TASK TO CARRY OUT:
Every record below should be transcribed exactly. Omit the images.

TASK INPUT:
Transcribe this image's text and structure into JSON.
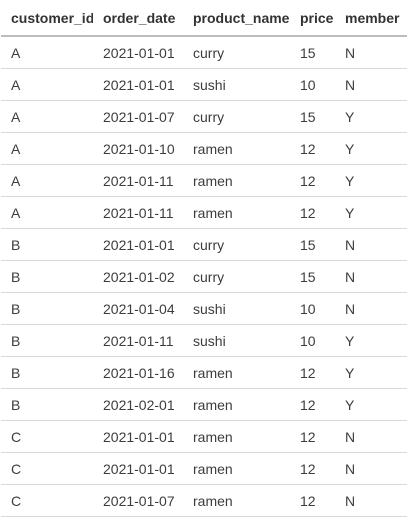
{
  "table": {
    "columns": [
      "customer_id",
      "order_date",
      "product_name",
      "price",
      "member"
    ],
    "rows": [
      [
        "A",
        "2021-01-01",
        "curry",
        "15",
        "N"
      ],
      [
        "A",
        "2021-01-01",
        "sushi",
        "10",
        "N"
      ],
      [
        "A",
        "2021-01-07",
        "curry",
        "15",
        "Y"
      ],
      [
        "A",
        "2021-01-10",
        "ramen",
        "12",
        "Y"
      ],
      [
        "A",
        "2021-01-11",
        "ramen",
        "12",
        "Y"
      ],
      [
        "A",
        "2021-01-11",
        "ramen",
        "12",
        "Y"
      ],
      [
        "B",
        "2021-01-01",
        "curry",
        "15",
        "N"
      ],
      [
        "B",
        "2021-01-02",
        "curry",
        "15",
        "N"
      ],
      [
        "B",
        "2021-01-04",
        "sushi",
        "10",
        "N"
      ],
      [
        "B",
        "2021-01-11",
        "sushi",
        "10",
        "Y"
      ],
      [
        "B",
        "2021-01-16",
        "ramen",
        "12",
        "Y"
      ],
      [
        "B",
        "2021-02-01",
        "ramen",
        "12",
        "Y"
      ],
      [
        "C",
        "2021-01-01",
        "ramen",
        "12",
        "N"
      ],
      [
        "C",
        "2021-01-01",
        "ramen",
        "12",
        "N"
      ],
      [
        "C",
        "2021-01-07",
        "ramen",
        "12",
        "N"
      ]
    ]
  },
  "colors": {
    "text": "#3c3c3c",
    "header_text": "#333333",
    "header_rule": "#bdbdbd",
    "row_rule": "#d9d9d9",
    "background": "#ffffff"
  }
}
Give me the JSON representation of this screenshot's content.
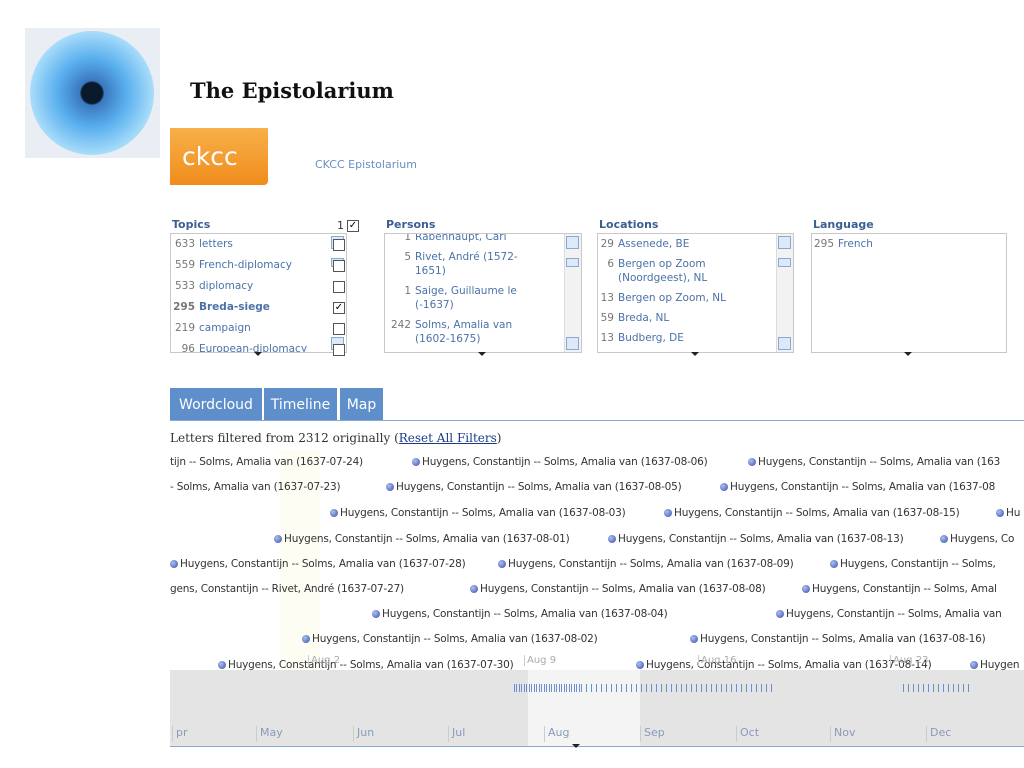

SOLUTION BELOW:
Transcribe this image's text and structure into JSON.
{
  "table": {
    "columns": [
      "customer_id",
      "order_date",
      "product_name",
      "price",
      "member"
    ],
    "rows": [
      [
        "A",
        "2021-01-01",
        "curry",
        "15",
        "N"
      ],
      [
        "A",
        "2021-01-01",
        "sushi",
        "10",
        "N"
      ],
      [
        "A",
        "2021-01-07",
        "curry",
        "15",
        "Y"
      ],
      [
        "A",
        "2021-01-10",
        "ramen",
        "12",
        "Y"
      ],
      [
        "A",
        "2021-01-11",
        "ramen",
        "12",
        "Y"
      ],
      [
        "A",
        "2021-01-11",
        "ramen",
        "12",
        "Y"
      ],
      [
        "B",
        "2021-01-01",
        "curry",
        "15",
        "N"
      ],
      [
        "B",
        "2021-01-02",
        "curry",
        "15",
        "N"
      ],
      [
        "B",
        "2021-01-04",
        "sushi",
        "10",
        "N"
      ],
      [
        "B",
        "2021-01-11",
        "sushi",
        "10",
        "Y"
      ],
      [
        "B",
        "2021-01-16",
        "ramen",
        "12",
        "Y"
      ],
      [
        "B",
        "2021-02-01",
        "ramen",
        "12",
        "Y"
      ],
      [
        "C",
        "2021-01-01",
        "ramen",
        "12",
        "N"
      ],
      [
        "C",
        "2021-01-01",
        "ramen",
        "12",
        "N"
      ],
      [
        "C",
        "2021-01-07",
        "ramen",
        "12",
        "N"
      ]
    ]
  },
  "colors": {
    "text": "#3c3c3c",
    "header_text": "#333333",
    "header_rule": "#bdbdbd",
    "row_rule": "#d9d9d9",
    "background": "#ffffff"
  }
}
Give me the JSON representation of this screenshot's content.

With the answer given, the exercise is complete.